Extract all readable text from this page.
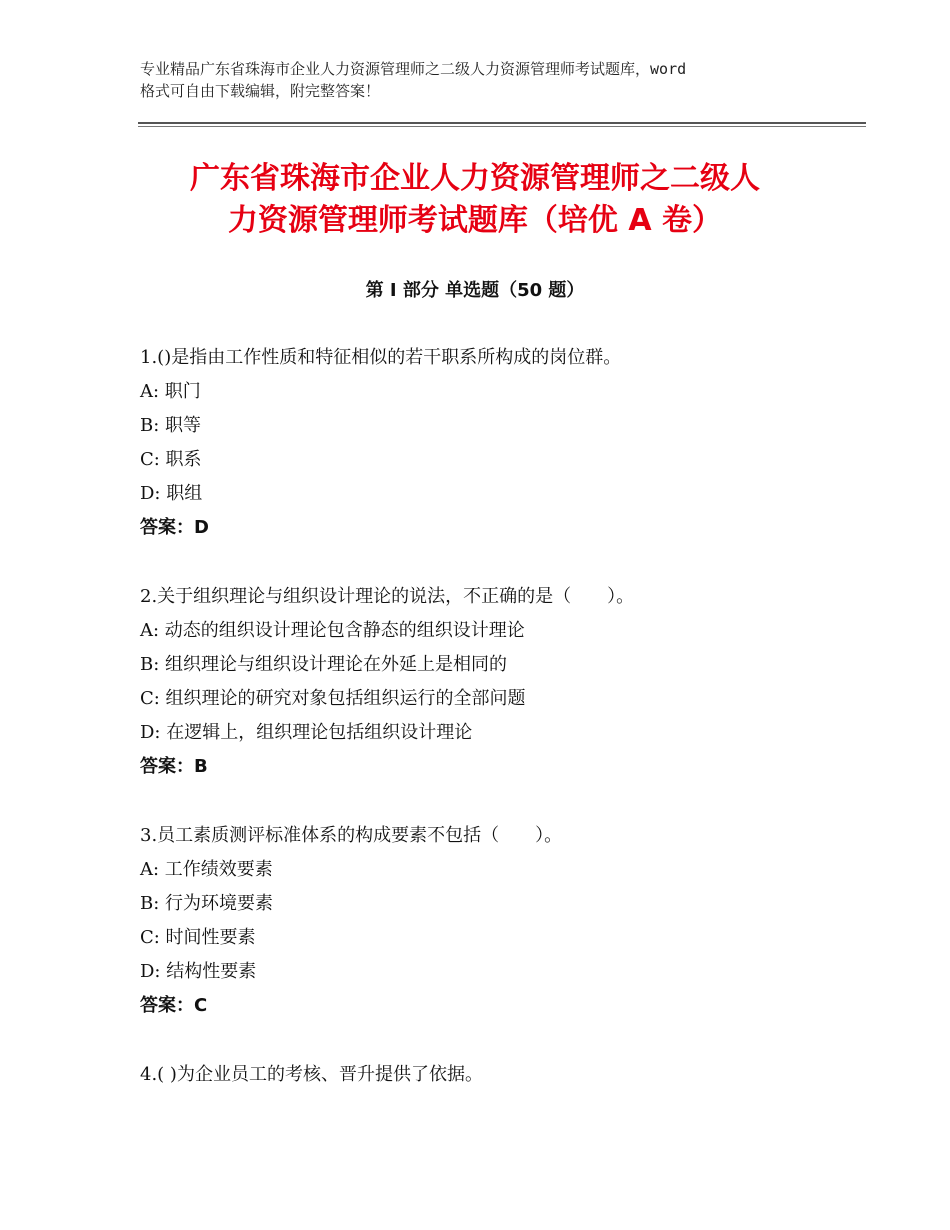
专业精品广东省珠海市企业人力资源管理师之二级人力资源管理师考试题库，word
格式可自由下载编辑，附完整答案！
广东省珠海市企业人力资源管理师之二级人
力资源管理师考试题库（培优 A 卷）
第 I 部分 单选题（50 题）
1.()是指由工作性质和特征相似的若干职系所构成的岗位群。
A: 职门
B: 职等
C: 职系
D: 职组
答案：D
2.关于组织理论与组织设计理论的说法，不正确的是（　　）。
A: 动态的组织设计理论包含静态的组织设计理论
B: 组织理论与组织设计理论在外延上是相同的
C: 组织理论的研究对象包括组织运行的全部问题
D: 在逻辑上，组织理论包括组织设计理论
答案：B
3.员工素质测评标准体系的构成要素不包括（　　）。
A: 工作绩效要素
B: 行为环境要素
C: 时间性要素
D: 结构性要素
答案：C
4.( )为企业员工的考核、晋升提供了依据。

____

Give all the lines above again, character for character, without pictures.

### THE SOLUTION
Extract all readable text from this page.
专业精品广东省珠海市企业人力资源管理师之二级人力资源管理师考试题库，word
格式可自由下载编辑，附完整答案！
广东省珠海市企业人力资源管理师之二级人
力资源管理师考试题库（培优 A 卷）
第 I 部分 单选题（50 题）
1.()是指由工作性质和特征相似的若干职系所构成的岗位群。
A: 职门
B: 职等
C: 职系
D: 职组
答案：D
2.关于组织理论与组织设计理论的说法，不正确的是（　　）。
A: 动态的组织设计理论包含静态的组织设计理论
B: 组织理论与组织设计理论在外延上是相同的
C: 组织理论的研究对象包括组织运行的全部问题
D: 在逻辑上，组织理论包括组织设计理论
答案：B
3.员工素质测评标准体系的构成要素不包括（　　）。
A: 工作绩效要素
B: 行为环境要素
C: 时间性要素
D: 结构性要素
答案：C
4.( )为企业员工的考核、晋升提供了依据。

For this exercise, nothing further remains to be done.